→ **Stated exercise**:
Count how many lines hold the string "uzskatīta". Give that number alone.

↓↓↓

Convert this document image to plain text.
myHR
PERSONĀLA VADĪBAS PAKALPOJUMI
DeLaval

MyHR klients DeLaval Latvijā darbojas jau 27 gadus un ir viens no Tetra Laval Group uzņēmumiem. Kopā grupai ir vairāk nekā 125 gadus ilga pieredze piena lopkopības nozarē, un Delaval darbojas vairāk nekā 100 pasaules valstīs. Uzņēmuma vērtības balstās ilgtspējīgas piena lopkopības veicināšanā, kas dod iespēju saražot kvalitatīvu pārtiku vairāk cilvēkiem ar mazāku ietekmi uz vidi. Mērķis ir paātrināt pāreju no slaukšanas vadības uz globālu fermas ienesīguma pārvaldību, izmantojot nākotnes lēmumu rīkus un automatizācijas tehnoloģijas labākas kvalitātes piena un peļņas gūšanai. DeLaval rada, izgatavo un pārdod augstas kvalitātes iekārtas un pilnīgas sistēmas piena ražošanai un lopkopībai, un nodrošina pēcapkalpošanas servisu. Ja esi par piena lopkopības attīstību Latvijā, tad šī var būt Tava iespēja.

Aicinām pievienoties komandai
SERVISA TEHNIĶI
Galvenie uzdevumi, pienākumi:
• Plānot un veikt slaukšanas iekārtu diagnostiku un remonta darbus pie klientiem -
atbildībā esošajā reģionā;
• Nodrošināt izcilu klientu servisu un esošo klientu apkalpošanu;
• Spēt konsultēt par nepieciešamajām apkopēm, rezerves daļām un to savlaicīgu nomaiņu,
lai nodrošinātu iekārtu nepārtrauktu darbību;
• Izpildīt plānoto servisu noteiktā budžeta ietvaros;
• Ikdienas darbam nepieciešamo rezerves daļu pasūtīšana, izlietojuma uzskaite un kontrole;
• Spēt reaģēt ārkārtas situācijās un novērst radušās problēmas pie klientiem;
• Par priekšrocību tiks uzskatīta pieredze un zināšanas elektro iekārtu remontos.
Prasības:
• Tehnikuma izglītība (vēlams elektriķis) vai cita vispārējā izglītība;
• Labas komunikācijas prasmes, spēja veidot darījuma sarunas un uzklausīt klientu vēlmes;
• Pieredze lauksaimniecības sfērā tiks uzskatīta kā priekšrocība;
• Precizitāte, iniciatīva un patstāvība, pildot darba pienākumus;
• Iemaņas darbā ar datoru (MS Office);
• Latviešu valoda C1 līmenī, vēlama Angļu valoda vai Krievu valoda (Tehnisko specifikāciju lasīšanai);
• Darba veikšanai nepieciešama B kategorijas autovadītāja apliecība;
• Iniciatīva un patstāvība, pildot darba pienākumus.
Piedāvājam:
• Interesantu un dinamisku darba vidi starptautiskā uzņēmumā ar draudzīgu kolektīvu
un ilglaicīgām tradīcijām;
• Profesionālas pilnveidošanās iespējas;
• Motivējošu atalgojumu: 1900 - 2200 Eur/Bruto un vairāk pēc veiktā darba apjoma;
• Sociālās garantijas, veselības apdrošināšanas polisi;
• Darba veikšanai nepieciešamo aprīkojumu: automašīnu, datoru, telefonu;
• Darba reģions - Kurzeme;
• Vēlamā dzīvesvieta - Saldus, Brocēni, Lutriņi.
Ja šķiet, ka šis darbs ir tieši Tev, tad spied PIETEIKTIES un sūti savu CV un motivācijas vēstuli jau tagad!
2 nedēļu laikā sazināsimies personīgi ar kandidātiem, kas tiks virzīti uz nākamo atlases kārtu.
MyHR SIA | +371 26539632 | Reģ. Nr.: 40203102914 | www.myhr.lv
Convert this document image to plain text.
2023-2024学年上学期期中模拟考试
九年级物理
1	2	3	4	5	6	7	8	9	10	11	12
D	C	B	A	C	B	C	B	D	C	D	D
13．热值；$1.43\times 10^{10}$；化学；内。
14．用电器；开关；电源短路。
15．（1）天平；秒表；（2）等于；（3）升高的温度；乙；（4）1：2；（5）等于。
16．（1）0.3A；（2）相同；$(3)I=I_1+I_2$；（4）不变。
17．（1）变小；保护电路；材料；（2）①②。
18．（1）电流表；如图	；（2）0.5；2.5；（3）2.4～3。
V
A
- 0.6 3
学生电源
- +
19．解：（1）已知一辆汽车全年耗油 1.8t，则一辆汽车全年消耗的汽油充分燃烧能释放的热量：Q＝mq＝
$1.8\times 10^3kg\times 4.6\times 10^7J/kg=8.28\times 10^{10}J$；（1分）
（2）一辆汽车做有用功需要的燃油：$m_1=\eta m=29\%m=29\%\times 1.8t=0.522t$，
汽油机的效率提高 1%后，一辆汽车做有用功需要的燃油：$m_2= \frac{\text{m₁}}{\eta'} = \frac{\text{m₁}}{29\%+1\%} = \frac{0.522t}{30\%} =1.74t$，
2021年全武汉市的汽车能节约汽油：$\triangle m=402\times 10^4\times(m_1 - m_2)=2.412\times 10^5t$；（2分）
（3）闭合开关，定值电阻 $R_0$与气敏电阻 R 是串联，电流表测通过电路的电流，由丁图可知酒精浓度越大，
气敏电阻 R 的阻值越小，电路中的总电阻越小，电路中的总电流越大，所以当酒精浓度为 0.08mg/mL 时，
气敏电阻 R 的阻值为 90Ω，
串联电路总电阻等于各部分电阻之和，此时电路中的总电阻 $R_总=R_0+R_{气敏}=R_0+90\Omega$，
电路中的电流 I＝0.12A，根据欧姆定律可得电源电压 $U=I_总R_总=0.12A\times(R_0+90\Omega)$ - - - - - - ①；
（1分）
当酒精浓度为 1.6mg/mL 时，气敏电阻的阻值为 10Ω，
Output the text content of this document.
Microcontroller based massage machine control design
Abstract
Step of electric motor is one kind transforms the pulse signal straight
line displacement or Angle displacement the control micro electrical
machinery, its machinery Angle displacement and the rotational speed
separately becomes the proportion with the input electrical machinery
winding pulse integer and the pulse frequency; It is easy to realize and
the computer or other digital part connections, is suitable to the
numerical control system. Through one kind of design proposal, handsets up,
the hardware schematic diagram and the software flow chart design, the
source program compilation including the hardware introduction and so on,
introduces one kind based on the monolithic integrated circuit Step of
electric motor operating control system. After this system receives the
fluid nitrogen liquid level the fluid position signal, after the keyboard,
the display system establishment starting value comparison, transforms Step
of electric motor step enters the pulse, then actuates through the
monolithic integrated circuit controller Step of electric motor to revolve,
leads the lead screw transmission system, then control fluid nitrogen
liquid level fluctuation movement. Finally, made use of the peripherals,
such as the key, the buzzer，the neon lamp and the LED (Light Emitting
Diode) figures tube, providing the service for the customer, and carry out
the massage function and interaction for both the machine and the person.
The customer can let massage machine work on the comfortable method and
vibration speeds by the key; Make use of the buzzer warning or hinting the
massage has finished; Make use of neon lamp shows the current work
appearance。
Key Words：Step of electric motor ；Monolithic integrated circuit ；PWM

↑↑↑

→ **Written response**:
2